- North American PlayStation 3 box art
- Developer(s): EA Salt Lake
- Publisher(s): Electronic Arts
- Series: Monopoly
- Platform(s): PlayStation 3, Xbox 360, Wii
- Release: October 26, 2010
- Genre(s): Board game, strategy
- Mode(s): Single-player, multiplayer

= Monopoly Streets =

2010 video game

Monopoly Streets is a video game based on the board game of the same name, and one of the many video game adaptations of Monopoly. Developed by EA Salt Lake and published by Electronic Arts, the game was released on the PlayStation 3, Xbox 360, and Wii on October 26, 2010.

== Development ==

The game was released to celebrate the 75th anniversary of the Monopoly board game.

== Gameplay ==
The gameplay at its core is largely the same as the original board game it is based on, but the board is presented as a living, breathing city, featuring pictural illustrations of each of the properties being constructed as they are bought, with designs based on the economic status of the surrounding area. In addition, each player token is represented by a character, e.g. a boy in tuxedo for the top hat token. Elements such as auctions are done with streamlined and automated systems. The game also includes an achievement system that allows the player to unlock in-game content, such as tokens and boards.

== Critical reception ==
The game received a Metacritic rating of 64% (PlayStation 3), 66% (Xbox 360), and 65% (Wii). Meanwhile, the game received a GameRankings rating of 64.11% (PlayStation 3), 67.22% (Xbox 360), and 64.29% (Wii).

IGN reviewer Colin Moriarty scored the PlayStation 3 and Xbox 360 versions a 7.5, but scored the Wii version a full point lower due to the lack of "online functionality".

> **Actions to take**:
1) When was Monopoly Streets released, according to the Monopoly Streets article?
2) Based on the Monopoly Streets article, why did the IGN reviewer give the Wii version a lower score than the other two versions?
3) Can you reproduce the Monopoly Streets article's text between "- North American" and "October 26, 2010.", inclusive?
Rely only on the Monopoly Streets article for what follows.

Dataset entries
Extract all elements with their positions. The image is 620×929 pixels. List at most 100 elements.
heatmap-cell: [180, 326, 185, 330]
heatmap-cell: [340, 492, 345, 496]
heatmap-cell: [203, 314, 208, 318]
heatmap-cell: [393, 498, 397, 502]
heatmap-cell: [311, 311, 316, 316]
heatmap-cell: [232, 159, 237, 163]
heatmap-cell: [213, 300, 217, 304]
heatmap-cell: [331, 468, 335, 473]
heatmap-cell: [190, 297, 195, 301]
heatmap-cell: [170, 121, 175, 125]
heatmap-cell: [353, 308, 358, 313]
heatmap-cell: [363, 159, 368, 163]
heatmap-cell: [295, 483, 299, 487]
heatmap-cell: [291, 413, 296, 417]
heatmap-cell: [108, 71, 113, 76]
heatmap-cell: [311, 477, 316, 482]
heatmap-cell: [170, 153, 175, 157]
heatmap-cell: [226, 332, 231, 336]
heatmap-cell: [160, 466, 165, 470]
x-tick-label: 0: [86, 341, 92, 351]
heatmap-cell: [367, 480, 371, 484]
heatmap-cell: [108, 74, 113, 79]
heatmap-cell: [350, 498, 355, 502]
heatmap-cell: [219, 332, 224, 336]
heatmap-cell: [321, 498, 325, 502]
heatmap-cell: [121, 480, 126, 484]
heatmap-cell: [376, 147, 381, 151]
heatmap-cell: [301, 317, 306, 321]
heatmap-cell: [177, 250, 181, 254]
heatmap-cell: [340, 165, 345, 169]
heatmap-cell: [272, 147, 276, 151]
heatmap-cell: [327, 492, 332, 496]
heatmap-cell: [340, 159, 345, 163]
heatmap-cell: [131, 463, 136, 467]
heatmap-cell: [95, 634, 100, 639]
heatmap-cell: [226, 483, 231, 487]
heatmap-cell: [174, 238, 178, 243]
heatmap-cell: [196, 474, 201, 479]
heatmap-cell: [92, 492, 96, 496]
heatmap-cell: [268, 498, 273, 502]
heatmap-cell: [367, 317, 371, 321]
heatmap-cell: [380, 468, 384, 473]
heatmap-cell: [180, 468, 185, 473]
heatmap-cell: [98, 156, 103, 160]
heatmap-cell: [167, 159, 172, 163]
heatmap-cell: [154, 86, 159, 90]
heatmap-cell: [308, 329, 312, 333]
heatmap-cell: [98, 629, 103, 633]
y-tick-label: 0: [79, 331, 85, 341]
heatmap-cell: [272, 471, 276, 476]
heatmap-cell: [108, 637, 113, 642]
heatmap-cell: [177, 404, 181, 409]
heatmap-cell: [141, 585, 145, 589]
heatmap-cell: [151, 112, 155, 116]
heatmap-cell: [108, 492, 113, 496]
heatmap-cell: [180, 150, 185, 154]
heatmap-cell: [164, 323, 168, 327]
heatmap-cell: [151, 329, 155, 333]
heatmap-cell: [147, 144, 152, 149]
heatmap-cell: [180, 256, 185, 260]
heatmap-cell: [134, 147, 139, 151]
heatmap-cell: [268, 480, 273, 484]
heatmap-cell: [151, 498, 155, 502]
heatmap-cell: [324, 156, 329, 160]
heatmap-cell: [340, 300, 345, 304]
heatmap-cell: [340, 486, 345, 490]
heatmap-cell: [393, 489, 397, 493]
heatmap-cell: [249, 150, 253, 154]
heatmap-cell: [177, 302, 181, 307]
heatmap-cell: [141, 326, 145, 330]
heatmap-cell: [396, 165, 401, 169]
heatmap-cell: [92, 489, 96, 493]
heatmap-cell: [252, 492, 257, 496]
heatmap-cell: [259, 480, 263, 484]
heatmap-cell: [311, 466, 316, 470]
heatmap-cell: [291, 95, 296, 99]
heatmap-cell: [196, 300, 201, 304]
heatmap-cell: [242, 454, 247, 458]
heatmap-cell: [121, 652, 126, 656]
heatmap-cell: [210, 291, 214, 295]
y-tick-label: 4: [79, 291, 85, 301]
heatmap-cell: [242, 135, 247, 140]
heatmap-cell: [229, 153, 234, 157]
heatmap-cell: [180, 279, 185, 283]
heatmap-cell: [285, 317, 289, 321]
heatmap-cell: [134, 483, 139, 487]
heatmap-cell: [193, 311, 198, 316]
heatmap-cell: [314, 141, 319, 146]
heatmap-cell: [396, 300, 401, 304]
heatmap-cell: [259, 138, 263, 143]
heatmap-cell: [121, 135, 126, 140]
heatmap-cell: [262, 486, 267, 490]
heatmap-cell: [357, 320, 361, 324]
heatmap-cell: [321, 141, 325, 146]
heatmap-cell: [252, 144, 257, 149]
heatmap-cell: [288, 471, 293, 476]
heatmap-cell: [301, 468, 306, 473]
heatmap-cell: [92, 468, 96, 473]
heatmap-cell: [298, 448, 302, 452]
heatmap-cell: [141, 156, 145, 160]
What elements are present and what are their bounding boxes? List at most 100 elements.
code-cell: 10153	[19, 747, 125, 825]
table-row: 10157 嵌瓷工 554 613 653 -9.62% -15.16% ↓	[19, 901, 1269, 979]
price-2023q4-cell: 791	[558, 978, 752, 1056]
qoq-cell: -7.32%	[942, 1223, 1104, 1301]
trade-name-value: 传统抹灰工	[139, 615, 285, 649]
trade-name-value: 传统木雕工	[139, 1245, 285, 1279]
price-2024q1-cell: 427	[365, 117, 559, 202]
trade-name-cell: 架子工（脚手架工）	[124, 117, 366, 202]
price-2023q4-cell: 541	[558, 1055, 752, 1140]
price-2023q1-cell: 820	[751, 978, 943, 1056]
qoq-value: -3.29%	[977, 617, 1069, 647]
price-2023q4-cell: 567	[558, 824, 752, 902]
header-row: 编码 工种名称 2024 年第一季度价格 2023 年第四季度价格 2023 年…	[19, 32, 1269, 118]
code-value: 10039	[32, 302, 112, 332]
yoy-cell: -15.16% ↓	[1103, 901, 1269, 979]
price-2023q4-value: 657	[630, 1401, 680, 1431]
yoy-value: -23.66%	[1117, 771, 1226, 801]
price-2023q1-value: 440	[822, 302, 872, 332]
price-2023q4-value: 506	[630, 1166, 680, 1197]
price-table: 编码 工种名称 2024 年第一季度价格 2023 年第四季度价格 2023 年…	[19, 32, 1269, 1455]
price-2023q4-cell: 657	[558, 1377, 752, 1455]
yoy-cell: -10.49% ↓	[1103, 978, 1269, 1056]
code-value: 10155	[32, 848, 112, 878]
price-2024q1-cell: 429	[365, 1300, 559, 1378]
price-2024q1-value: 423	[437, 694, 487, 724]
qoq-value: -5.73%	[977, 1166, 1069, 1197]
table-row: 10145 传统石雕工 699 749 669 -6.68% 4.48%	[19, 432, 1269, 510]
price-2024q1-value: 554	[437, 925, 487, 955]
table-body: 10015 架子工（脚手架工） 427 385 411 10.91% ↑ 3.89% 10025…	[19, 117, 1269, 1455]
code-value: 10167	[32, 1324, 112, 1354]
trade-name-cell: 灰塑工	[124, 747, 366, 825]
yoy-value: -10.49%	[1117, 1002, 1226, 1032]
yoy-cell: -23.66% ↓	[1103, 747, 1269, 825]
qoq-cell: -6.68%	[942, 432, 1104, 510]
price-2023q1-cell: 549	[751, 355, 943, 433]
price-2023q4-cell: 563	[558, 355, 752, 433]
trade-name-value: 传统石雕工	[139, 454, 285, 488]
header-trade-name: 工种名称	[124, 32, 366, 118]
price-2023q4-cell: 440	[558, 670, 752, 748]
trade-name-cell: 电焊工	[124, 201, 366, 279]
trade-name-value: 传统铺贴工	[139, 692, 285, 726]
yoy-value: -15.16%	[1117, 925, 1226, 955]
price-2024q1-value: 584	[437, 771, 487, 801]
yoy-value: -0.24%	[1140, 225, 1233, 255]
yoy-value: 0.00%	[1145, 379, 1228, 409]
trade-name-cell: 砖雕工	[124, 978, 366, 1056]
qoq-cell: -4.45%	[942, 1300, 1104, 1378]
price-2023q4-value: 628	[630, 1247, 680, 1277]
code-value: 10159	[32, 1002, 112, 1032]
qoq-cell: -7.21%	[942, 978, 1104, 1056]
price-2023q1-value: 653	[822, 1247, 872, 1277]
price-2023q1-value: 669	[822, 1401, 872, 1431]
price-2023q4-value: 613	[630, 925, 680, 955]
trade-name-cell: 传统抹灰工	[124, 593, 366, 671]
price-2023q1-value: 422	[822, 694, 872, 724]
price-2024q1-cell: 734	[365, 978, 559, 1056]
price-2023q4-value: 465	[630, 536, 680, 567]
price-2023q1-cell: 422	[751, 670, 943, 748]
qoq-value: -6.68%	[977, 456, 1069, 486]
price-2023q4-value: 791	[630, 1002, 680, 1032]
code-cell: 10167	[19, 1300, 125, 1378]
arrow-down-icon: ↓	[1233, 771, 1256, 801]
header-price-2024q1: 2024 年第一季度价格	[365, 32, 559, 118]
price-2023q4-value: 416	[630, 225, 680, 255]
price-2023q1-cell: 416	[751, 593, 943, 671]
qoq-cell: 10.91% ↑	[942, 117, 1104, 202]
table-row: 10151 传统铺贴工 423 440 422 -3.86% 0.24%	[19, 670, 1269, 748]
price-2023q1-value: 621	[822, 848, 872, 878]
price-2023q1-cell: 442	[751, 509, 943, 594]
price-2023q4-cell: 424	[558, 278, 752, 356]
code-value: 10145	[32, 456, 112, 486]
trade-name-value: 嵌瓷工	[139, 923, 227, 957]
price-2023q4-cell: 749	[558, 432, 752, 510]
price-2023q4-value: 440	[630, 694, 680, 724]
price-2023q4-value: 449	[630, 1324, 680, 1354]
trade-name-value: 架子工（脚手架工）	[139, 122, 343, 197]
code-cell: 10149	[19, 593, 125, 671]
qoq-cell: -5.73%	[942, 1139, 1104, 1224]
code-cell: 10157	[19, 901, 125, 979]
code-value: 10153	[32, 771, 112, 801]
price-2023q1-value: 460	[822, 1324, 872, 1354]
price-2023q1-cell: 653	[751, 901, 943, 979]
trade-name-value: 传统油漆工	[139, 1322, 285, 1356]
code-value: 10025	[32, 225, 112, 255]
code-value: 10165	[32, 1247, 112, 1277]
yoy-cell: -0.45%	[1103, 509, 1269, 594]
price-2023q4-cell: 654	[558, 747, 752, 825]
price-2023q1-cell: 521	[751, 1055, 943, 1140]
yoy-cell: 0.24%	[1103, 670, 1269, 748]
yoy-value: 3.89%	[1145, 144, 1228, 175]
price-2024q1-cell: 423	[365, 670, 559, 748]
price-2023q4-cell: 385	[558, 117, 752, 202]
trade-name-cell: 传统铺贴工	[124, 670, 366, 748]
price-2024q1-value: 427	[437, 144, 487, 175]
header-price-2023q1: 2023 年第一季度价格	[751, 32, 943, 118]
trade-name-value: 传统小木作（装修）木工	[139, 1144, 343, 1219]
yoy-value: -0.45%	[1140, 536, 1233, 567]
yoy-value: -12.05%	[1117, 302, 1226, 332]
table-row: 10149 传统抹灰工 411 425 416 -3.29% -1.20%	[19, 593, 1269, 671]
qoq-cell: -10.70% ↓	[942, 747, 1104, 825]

> **Solutions below**:
1) October 26, 2010.

2) Colin Moriarty of IGN scored the PlayStation 3 and Xbox 360 versions a 7.5 but scored the Wii version a full point lower. He did so because the Wii version lacked "online functionality."

3)
- North American PlayStation 3 box art
- Developer(s): EA Salt Lake
- Publisher(s): Electronic Arts
- Series: Monopoly
- Platform(s): PlayStation 3, Xbox 360, Wii
- Release: October 26, 2010
- Genre(s): Board game, strategy
- Mode(s): Single-player, multiplayer

= Monopoly Streets =

2010 video game

Monopoly Streets is a video game based on the board game of the same name, and one of the many video game adaptations of Monopoly. Developed by EA Salt Lake and published by Electronic Arts, the game was released on the PlayStation 3, Xbox 360, and Wii on October 26, 2010.